▶ [Requirements] Repeat all of the material exactly as given.

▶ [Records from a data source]
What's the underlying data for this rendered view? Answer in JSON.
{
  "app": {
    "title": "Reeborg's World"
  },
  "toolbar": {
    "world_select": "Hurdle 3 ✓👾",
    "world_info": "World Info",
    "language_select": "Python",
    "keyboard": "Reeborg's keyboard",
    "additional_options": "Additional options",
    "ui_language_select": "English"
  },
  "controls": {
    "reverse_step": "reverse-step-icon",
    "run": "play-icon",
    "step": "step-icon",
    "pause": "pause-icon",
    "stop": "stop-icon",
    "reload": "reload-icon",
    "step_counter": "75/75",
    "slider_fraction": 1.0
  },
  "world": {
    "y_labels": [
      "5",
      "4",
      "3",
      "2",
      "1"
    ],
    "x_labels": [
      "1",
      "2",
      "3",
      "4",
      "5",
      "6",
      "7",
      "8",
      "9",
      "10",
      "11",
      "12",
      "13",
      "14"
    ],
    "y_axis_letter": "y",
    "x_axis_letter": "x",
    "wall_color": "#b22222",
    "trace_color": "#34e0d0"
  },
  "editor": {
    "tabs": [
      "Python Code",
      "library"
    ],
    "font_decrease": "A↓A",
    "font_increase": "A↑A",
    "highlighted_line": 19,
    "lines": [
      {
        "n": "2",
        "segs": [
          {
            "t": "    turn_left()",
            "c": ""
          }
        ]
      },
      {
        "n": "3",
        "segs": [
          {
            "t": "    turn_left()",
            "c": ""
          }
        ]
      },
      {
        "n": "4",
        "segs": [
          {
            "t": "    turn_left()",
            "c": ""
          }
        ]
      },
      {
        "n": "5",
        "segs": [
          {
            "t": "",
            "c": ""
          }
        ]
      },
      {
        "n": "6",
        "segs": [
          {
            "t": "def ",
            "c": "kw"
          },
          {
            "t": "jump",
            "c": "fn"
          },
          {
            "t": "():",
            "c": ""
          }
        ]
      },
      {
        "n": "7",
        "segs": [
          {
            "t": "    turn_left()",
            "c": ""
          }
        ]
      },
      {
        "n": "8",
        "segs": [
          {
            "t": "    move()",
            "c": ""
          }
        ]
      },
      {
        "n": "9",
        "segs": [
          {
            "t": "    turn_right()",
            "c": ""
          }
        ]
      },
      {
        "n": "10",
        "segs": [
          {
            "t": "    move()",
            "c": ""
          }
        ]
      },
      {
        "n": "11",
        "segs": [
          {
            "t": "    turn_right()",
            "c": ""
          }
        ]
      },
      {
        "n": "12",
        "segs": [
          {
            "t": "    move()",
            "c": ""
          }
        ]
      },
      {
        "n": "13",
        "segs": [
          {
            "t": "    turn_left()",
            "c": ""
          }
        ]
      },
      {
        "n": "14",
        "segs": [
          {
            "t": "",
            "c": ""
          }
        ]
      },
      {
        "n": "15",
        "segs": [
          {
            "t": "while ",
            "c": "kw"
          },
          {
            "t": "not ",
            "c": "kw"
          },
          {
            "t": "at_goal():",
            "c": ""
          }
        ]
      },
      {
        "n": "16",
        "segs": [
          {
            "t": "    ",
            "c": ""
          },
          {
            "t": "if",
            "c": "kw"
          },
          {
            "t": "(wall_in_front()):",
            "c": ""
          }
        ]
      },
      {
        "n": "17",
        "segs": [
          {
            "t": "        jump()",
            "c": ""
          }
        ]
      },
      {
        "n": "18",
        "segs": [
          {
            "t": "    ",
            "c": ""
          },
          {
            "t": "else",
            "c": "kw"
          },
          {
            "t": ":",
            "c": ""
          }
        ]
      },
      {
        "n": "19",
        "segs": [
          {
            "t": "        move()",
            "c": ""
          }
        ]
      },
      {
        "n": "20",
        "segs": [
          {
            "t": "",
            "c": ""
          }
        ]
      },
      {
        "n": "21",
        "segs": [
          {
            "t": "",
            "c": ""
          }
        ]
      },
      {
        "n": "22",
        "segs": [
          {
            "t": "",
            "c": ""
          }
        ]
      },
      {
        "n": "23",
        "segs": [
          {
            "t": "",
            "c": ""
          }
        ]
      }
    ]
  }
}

▶ [Finished exercise]
What's the underlying data for this rendered view? Answer in JSON.
{
  "app": {
    "title": "Reeborg's World"
  },
  "toolbar": {
    "world_select": "Hurdle 3 ✓👾",
    "world_info": "World Info",
    "language_select": "Python",
    "keyboard": "Reeborg's keyboard",
    "additional_options": "Additional options",
    "ui_language_select": "English"
  },
  "controls": {
    "reverse_step": "reverse-step-icon",
    "run": "play-icon",
    "step": "step-icon",
    "pause": "pause-icon",
    "stop": "stop-icon",
    "reload": "reload-icon",
    "step_counter": "75/75",
    "slider_fraction": 1.0
  },
  "world": {
    "y_labels": [
      "5",
      "4",
      "3",
      "2",
      "1"
    ],
    "x_labels": [
      "1",
      "2",
      "3",
      "4",
      "5",
      "6",
      "7",
      "8",
      "9",
      "10",
      "11",
      "12",
      "13",
      "14"
    ],
    "y_axis_letter": "y",
    "x_axis_letter": "x",
    "wall_color": "#b22222",
    "trace_color": "#34e0d0"
  },
  "editor": {
    "tabs": [
      "Python Code",
      "library"
    ],
    "font_decrease": "A↓A",
    "font_increase": "A↑A",
    "highlighted_line": 19,
    "lines": [
      {
        "n": "2",
        "segs": [
          {
            "t": "    turn_left()",
            "c": ""
          }
        ]
      },
      {
        "n": "3",
        "segs": [
          {
            "t": "    turn_left()",
            "c": ""
          }
        ]
      },
      {
        "n": "4",
        "segs": [
          {
            "t": "    turn_left()",
            "c": ""
          }
        ]
      },
      {
        "n": "5",
        "segs": [
          {
            "t": "",
            "c": ""
          }
        ]
      },
      {
        "n": "6",
        "segs": [
          {
            "t": "def ",
            "c": "kw"
          },
          {
            "t": "jump",
            "c": "fn"
          },
          {
            "t": "():",
            "c": ""
          }
        ]
      },
      {
        "n": "7",
        "segs": [
          {
            "t": "    turn_left()",
            "c": ""
          }
        ]
      },
      {
        "n": "8",
        "segs": [
          {
            "t": "    move()",
            "c": ""
          }
        ]
      },
      {
        "n": "9",
        "segs": [
          {
            "t": "    turn_right()",
            "c": ""
          }
        ]
      },
      {
        "n": "10",
        "segs": [
          {
            "t": "    move()",
            "c": ""
          }
        ]
      },
      {
        "n": "11",
        "segs": [
          {
            "t": "    turn_right()",
            "c": ""
          }
        ]
      },
      {
        "n": "12",
        "segs": [
          {
            "t": "    move()",
            "c": ""
          }
        ]
      },
      {
        "n": "13",
        "segs": [
          {
            "t": "    turn_left()",
            "c": ""
          }
        ]
      },
      {
        "n": "14",
        "segs": [
          {
            "t": "",
            "c": ""
          }
        ]
      },
      {
        "n": "15",
        "segs": [
          {
            "t": "while ",
            "c": "kw"
          },
          {
            "t": "not ",
            "c": "kw"
          },
          {
            "t": "at_goal():",
            "c": ""
          }
        ]
      },
      {
        "n": "16",
        "segs": [
          {
            "t": "    ",
            "c": ""
          },
          {
            "t": "if",
            "c": "kw"
          },
          {
            "t": "(wall_in_front()):",
            "c": ""
          }
        ]
      },
      {
        "n": "17",
        "segs": [
          {
            "t": "        jump()",
            "c": ""
          }
        ]
      },
      {
        "n": "18",
        "segs": [
          {
            "t": "    ",
            "c": ""
          },
          {
            "t": "else",
            "c": "kw"
          },
          {
            "t": ":",
            "c": ""
          }
        ]
      },
      {
        "n": "19",
        "segs": [
          {
            "t": "        move()",
            "c": ""
          }
        ]
      },
      {
        "n": "20",
        "segs": [
          {
            "t": "",
            "c": ""
          }
        ]
      },
      {
        "n": "21",
        "segs": [
          {
            "t": "",
            "c": ""
          }
        ]
      },
      {
        "n": "22",
        "segs": [
          {
            "t": "",
            "c": ""
          }
        ]
      },
      {
        "n": "23",
        "segs": [
          {
            "t": "",
            "c": ""
          }
        ]
      }
    ]
  }
}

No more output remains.